指示 A:
イランの女性映画スターについての文章を読んで、次の問いに答えてください。答えにも(i)〜(iii)の印をつけ、1行に1つずつ書いてください。
(i) 女性スターの多くが幅広い支持を得られなかった理由として、国民の間のどんなギャップが挙げられていますか。
(ii) Foroozanが1975年に出演した社会派映画『The Cycle』の監督は誰ですか。
(iii) 『The Cycle』の一般公開が許可されたのは何年ですか。
指示 B: イランの女性映画スターについての文章を、最後の文のあとから書き継いでください。

本題の革命前映画と女性スターに移りたいと思います。60年代・70年代日本の女性映画スターといったら誰を思い浮かべるでしょうか?イランでも多くの女性スターが60年代・70年代に注目を集めました。しかし彼女たちスターの多くはイラン国民から幅広く支持を得る事は出来ませんでした。その代表的な理由として考えられるのが、前回の記事([World News #082])でも取り上げた通り保守的国民と革新的国民のギャップ、西洋化を押し付けるパフラヴィー政権(’79年革命前の政権)に反抗をする国民の存在があげられます。
しかし、女性映画スターForoozanは違いました。彼女は伝統的で清純な女性と革新的で自由で自立した女性の間をバランスよく行き来し、幅広く支持されました。娯楽映画に多く出演していたForoozanですが、1975年にDariush Mehrjui監督の社会派映画『The Cycle』への出演を切っ掛けに彼女の女優としての地位がイラン国内外に認められる事となりました。『The Cycle』はイラン映画初めてのアカデミー賞外国語映画賞(第50回)出品作ですが、当時のイラン国内の貧困問題(貧困層による違法売血)を取り上げた映画であることから1975年の制作から3年間1978年(イランイスラム革命の一年前!)まで一般公開が許可されませんでした。イラン国内の公開に先駆けてアカデミー賞やベルリン国際映画祭をはじめとするイラン国外の映画祭での上映、また娯楽映画のスターForoozanの社会派映画への出演が当時イランではスキャンダルになりました。

記録データ:
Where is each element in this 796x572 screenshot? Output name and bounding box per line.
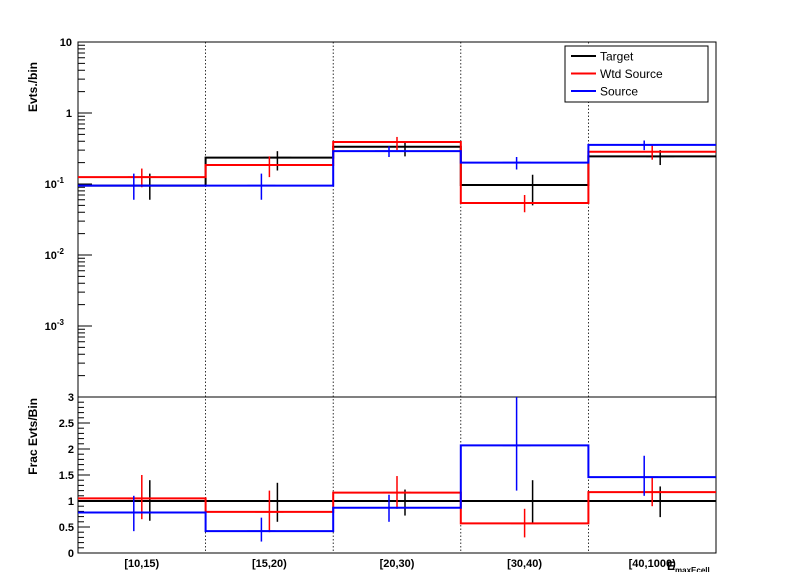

回答 A:
(i) 保守的国民と革新的国民のギャップ
(ii) Dariush Mehrjui
(iii) 1978年

回答 B:
もう一人この時代に人気を集めたのがZari Khoshkamです。イラン映画が少しでも好きな方はZari Khoshkamの娘さんを知っています!第61回ベルリン国際映画祭にて女優賞を受賞した映画『別離』の主演女優レイラ・ハタミのお母さんです。Zari Khoshkamはレイラ・ハタミの父親であり映画監督のAli Hatamiと結婚するまでセックスシンボルとして人気を集めていたのです。『川の向こうの小屋』(1971)でデビューしたZari Khoshkamは次々と性的描写の多い作品に出演し注目を集めました。’79革命後、彼女は名前を宗教色の強いZahraに改名しAli Hatamiの妻として生まれ変わりました。また彼女は夫Ali Hatami制作で革命後間もなくスタートし8年間続いたドラマ『Hezar Dastan』にZahra Khoshkamとして出演します。余談ですが革命後8年間とはちょうどイランイラク戦争の期間と重なりますね。
Zari Khoshkamの様に革命前と革命後、名前さらには人格を変えて活動し続ける女優は少なくありませんでしたが、中には革命前の活動がイスラム教道徳に反していると革命後の政権に逮捕された人もいました。
[World News #082] 『The Cycle』(英語字幕つき)

『川の向こうの小屋』

『Hezar Dastan』

『別離』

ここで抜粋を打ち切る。